_TASK_
Skip the pictures and extract all of the lines exactly as written.

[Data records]
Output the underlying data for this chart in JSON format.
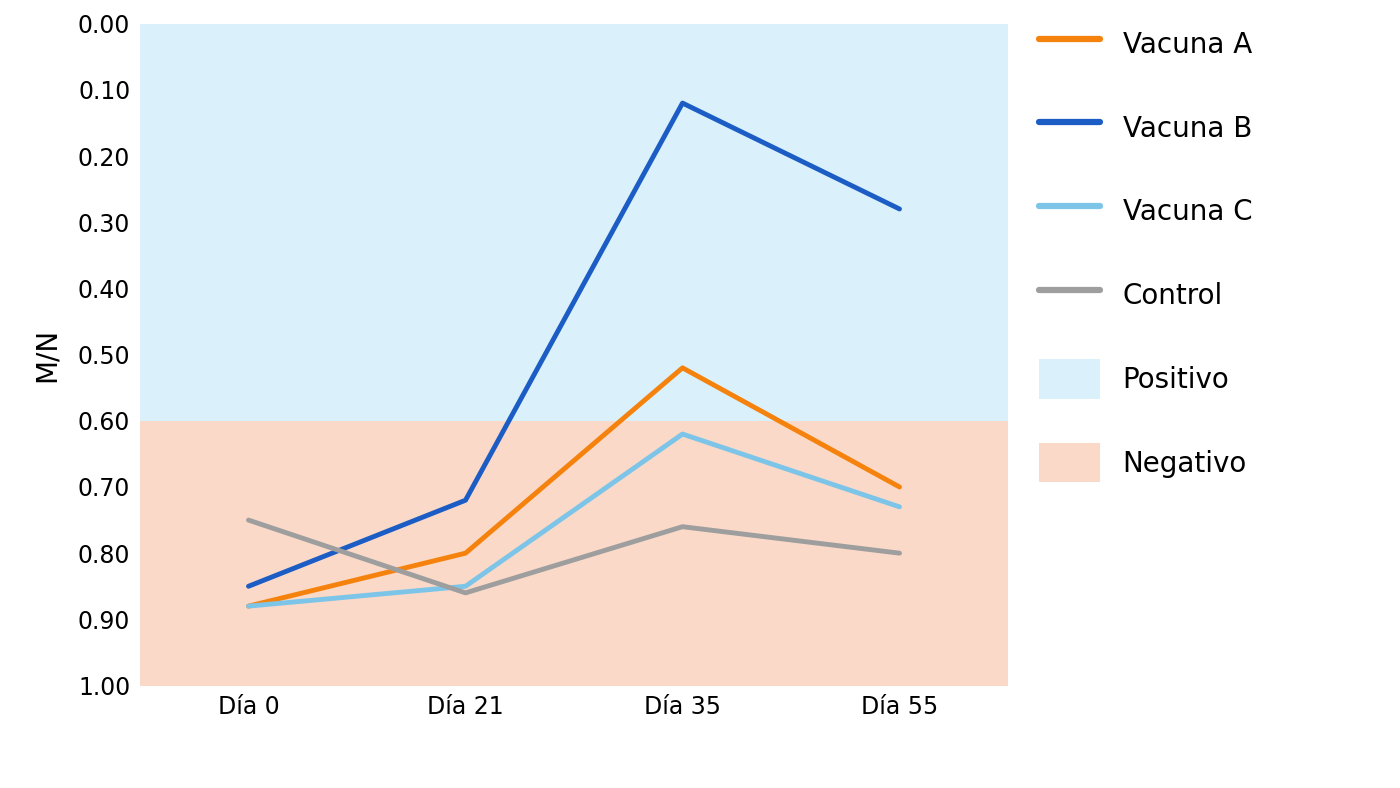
{
  "x_labels": [
    "Día 0",
    "Día 21",
    "Día 35",
    "Día 55"
  ],
  "x_positions": [
    0,
    1,
    2,
    3
  ],
  "vacuna_a": [
    0.88,
    0.8,
    0.52,
    0.7
  ],
  "vacuna_b": [
    0.85,
    0.72,
    0.12,
    0.28
  ],
  "vacuna_c": [
    0.88,
    0.85,
    0.62,
    0.73
  ],
  "control": [
    0.75,
    0.86,
    0.76,
    0.8
  ],
  "color_vacuna_a": "#F5820D",
  "color_vacuna_b": "#1B5DC4",
  "color_vacuna_c": "#7DC5E8",
  "color_control": "#9E9E9E",
  "color_positivo_bg": "#DAF0FA",
  "color_negativo_bg": "#FAD9C8",
  "cutoff": 0.6,
  "ylim_min": 0.0,
  "ylim_max": 1.0,
  "yticks": [
    0.0,
    0.1,
    0.2,
    0.3,
    0.4,
    0.5,
    0.6,
    0.7,
    0.8,
    0.9,
    1.0
  ],
  "ylabel": "M/N",
  "linewidth": 3.5,
  "legend_fontsize": 20,
  "tick_fontsize": 17,
  "ylabel_fontsize": 20,
  "background_color": "#FFFFFF"
}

_EXPECTED ANSWER_
Output the underlying data for this chart in JSON format.
{
  "x_labels": [
    "Día 0",
    "Día 21",
    "Día 35",
    "Día 55"
  ],
  "x_positions": [
    0,
    1,
    2,
    3
  ],
  "vacuna_a": [
    0.88,
    0.8,
    0.52,
    0.7
  ],
  "vacuna_b": [
    0.85,
    0.72,
    0.12,
    0.28
  ],
  "vacuna_c": [
    0.88,
    0.85,
    0.62,
    0.73
  ],
  "control": [
    0.75,
    0.86,
    0.76,
    0.8
  ],
  "color_vacuna_a": "#F5820D",
  "color_vacuna_b": "#1B5DC4",
  "color_vacuna_c": "#7DC5E8",
  "color_control": "#9E9E9E",
  "color_positivo_bg": "#DAF0FA",
  "color_negativo_bg": "#FAD9C8",
  "cutoff": 0.6,
  "ylim_min": 0.0,
  "ylim_max": 1.0,
  "yticks": [
    0.0,
    0.1,
    0.2,
    0.3,
    0.4,
    0.5,
    0.6,
    0.7,
    0.8,
    0.9,
    1.0
  ],
  "ylabel": "M/N",
  "linewidth": 3.5,
  "legend_fontsize": 20,
  "tick_fontsize": 17,
  "ylabel_fontsize": 20,
  "background_color": "#FFFFFF"
}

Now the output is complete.